━━ Available records ━━

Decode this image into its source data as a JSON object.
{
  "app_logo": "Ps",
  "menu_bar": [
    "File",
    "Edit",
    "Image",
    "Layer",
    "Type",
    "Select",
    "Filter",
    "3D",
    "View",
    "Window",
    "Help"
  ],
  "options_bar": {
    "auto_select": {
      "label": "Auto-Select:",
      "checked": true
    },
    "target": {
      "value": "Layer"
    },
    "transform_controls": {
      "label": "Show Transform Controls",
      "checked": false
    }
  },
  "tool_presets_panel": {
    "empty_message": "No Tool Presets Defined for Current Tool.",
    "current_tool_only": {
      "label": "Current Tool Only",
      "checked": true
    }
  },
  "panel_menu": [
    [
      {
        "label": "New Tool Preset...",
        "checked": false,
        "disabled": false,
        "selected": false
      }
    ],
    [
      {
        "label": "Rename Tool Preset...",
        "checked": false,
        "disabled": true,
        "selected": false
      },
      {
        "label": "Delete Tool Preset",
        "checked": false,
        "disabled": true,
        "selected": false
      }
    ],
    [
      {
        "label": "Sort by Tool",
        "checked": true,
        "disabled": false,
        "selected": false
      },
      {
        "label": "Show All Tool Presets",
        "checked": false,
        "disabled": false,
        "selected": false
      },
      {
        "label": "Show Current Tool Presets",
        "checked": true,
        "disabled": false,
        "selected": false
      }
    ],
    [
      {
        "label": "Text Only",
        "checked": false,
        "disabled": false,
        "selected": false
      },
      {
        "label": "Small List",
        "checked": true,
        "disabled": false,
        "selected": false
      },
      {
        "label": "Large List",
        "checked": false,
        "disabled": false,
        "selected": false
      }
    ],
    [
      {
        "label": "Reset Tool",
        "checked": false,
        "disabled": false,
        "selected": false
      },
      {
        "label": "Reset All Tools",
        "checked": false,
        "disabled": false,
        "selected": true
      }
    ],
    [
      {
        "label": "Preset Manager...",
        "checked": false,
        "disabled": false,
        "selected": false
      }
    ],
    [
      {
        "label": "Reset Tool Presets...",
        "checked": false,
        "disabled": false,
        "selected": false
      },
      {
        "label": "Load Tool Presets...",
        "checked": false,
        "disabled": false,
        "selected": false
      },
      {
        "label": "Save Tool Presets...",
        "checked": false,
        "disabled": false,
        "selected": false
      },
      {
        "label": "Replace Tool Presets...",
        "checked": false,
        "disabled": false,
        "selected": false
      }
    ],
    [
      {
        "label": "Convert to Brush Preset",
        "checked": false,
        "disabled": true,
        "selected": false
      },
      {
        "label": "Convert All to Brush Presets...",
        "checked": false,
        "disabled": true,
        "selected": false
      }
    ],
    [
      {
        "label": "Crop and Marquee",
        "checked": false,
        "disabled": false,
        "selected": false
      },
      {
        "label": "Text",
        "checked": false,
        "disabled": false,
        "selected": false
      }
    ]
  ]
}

━━━

*Exercise brief:*
Write out every line of the material again, exactly as it reads.

*Task response:*
Decode this image into its source data as a JSON object.
{
  "app_logo": "Ps",
  "menu_bar": [
    "File",
    "Edit",
    "Image",
    "Layer",
    "Type",
    "Select",
    "Filter",
    "3D",
    "View",
    "Window",
    "Help"
  ],
  "options_bar": {
    "auto_select": {
      "label": "Auto-Select:",
      "checked": true
    },
    "target": {
      "value": "Layer"
    },
    "transform_controls": {
      "label": "Show Transform Controls",
      "checked": false
    }
  },
  "tool_presets_panel": {
    "empty_message": "No Tool Presets Defined for Current Tool.",
    "current_tool_only": {
      "label": "Current Tool Only",
      "checked": true
    }
  },
  "panel_menu": [
    [
      {
        "label": "New Tool Preset...",
        "checked": false,
        "disabled": false,
        "selected": false
      }
    ],
    [
      {
        "label": "Rename Tool Preset...",
        "checked": false,
        "disabled": true,
        "selected": false
      },
      {
        "label": "Delete Tool Preset",
        "checked": false,
        "disabled": true,
        "selected": false
      }
    ],
    [
      {
        "label": "Sort by Tool",
        "checked": true,
        "disabled": false,
        "selected": false
      },
      {
        "label": "Show All Tool Presets",
        "checked": false,
        "disabled": false,
        "selected": false
      },
      {
        "label": "Show Current Tool Presets",
        "checked": true,
        "disabled": false,
        "selected": false
      }
    ],
    [
      {
        "label": "Text Only",
        "checked": false,
        "disabled": false,
        "selected": false
      },
      {
        "label": "Small List",
        "checked": true,
        "disabled": false,
        "selected": false
      },
      {
        "label": "Large List",
        "checked": false,
        "disabled": false,
        "selected": false
      }
    ],
    [
      {
        "label": "Reset Tool",
        "checked": false,
        "disabled": false,
        "selected": false
      },
      {
        "label": "Reset All Tools",
        "checked": false,
        "disabled": false,
        "selected": true
      }
    ],
    [
      {
        "label": "Preset Manager...",
        "checked": false,
        "disabled": false,
        "selected": false
      }
    ],
    [
      {
        "label": "Reset Tool Presets...",
        "checked": false,
        "disabled": false,
        "selected": false
      },
      {
        "label": "Load Tool Presets...",
        "checked": false,
        "disabled": false,
        "selected": false
      },
      {
        "label": "Save Tool Presets...",
        "checked": false,
        "disabled": false,
        "selected": false
      },
      {
        "label": "Replace Tool Presets...",
        "checked": false,
        "disabled": false,
        "selected": false
      }
    ],
    [
      {
        "label": "Convert to Brush Preset",
        "checked": false,
        "disabled": true,
        "selected": false
      },
      {
        "label": "Convert All to Brush Presets...",
        "checked": false,
        "disabled": true,
        "selected": false
      }
    ],
    [
      {
        "label": "Crop and Marquee",
        "checked": false,
        "disabled": false,
        "selected": false
      },
      {
        "label": "Text",
        "checked": false,
        "disabled": false,
        "selected": false
      }
    ]
  ]
}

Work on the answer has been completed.